▸ **Exercise prompt**:
Each record below is to be reproduced without any change.

++++++++++

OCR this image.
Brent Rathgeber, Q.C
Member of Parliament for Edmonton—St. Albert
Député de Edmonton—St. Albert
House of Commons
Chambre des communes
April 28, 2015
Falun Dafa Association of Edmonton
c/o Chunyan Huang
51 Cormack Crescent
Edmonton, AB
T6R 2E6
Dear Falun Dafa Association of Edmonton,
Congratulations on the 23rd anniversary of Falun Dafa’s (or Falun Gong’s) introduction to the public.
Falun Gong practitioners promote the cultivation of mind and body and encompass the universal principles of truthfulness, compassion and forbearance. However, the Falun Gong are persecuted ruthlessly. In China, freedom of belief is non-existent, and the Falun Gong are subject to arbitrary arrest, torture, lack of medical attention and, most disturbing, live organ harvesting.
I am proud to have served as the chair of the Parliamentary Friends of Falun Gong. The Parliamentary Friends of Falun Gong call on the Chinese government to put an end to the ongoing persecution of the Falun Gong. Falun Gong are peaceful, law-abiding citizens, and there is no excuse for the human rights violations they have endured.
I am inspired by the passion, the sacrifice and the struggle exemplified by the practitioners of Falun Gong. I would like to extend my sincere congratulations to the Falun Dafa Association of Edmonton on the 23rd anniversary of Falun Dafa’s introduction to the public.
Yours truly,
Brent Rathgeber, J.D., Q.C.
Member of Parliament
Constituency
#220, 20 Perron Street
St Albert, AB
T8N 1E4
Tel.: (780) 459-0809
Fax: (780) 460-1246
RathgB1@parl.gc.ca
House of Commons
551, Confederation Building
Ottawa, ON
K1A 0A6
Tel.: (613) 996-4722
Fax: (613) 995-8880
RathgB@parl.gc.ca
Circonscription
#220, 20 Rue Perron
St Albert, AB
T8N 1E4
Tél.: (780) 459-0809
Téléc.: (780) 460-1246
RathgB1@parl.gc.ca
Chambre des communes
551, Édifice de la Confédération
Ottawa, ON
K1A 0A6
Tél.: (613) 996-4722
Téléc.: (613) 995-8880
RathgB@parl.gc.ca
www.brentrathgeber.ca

++++++++++

▸ **Solution**:
OCR this image.
Brent Rathgeber, Q.C
Member of Parliament for Edmonton—St. Albert
Député de Edmonton—St. Albert
House of Commons
Chambre des communes
April 28, 2015
Falun Dafa Association of Edmonton
c/o Chunyan Huang
51 Cormack Crescent
Edmonton, AB
T6R 2E6
Dear Falun Dafa Association of Edmonton,
Congratulations on the 23rd anniversary of Falun Dafa’s (or Falun Gong’s) introduction to the public.
Falun Gong practitioners promote the cultivation of mind and body and encompass the universal principles of truthfulness, compassion and forbearance. However, the Falun Gong are persecuted ruthlessly. In China, freedom of belief is non-existent, and the Falun Gong are subject to arbitrary arrest, torture, lack of medical attention and, most disturbing, live organ harvesting.
I am proud to have served as the chair of the Parliamentary Friends of Falun Gong. The Parliamentary Friends of Falun Gong call on the Chinese government to put an end to the ongoing persecution of the Falun Gong. Falun Gong are peaceful, law-abiding citizens, and there is no excuse for the human rights violations they have endured.
I am inspired by the passion, the sacrifice and the struggle exemplified by the practitioners of Falun Gong. I would like to extend my sincere congratulations to the Falun Dafa Association of Edmonton on the 23rd anniversary of Falun Dafa’s introduction to the public.
Yours truly,
Brent Rathgeber, J.D., Q.C.
Member of Parliament
Constituency
#220, 20 Perron Street
St Albert, AB
T8N 1E4
Tel.: (780) 459-0809
Fax: (780) 460-1246
RathgB1@parl.gc.ca
House of Commons
551, Confederation Building
Ottawa, ON
K1A 0A6
Tel.: (613) 996-4722
Fax: (613) 995-8880
RathgB@parl.gc.ca
Circonscription
#220, 20 Rue Perron
St Albert, AB
T8N 1E4
Tél.: (780) 459-0809
Téléc.: (780) 460-1246
RathgB1@parl.gc.ca
Chambre des communes
551, Édifice de la Confédération
Ottawa, ON
K1A 0A6
Tél.: (613) 996-4722
Téléc.: (613) 995-8880
RathgB@parl.gc.ca
www.brentrathgeber.ca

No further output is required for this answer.